INPUT:
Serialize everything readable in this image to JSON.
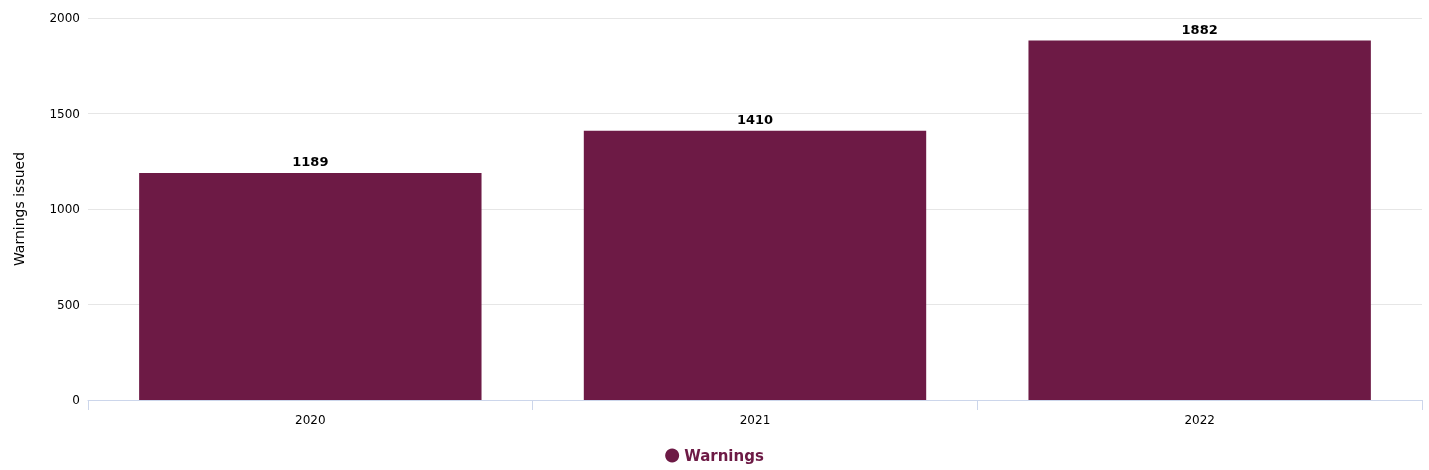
{
  "chart_data": {
    "type": "bar",
    "ylabel": "Warnings issued",
    "categories": [
      "2020",
      "2021",
      "2022"
    ],
    "series": [
      {
        "name": "Warnings",
        "color": "#6d1a45",
        "values": [
          1189,
          1410,
          1882
        ]
      }
    ],
    "ylim": [
      0,
      2000
    ],
    "yticks": [
      0,
      500,
      1000,
      1500,
      2000
    ],
    "grid": "y",
    "legend": "bottom",
    "data_labels": true
  }
}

TASK INSTRUCTIONS: Copy out all lines that carry the word "Warnings".

FINAL RESULT:
    "ylabel": "Warnings issued",
        "name": "Warnings",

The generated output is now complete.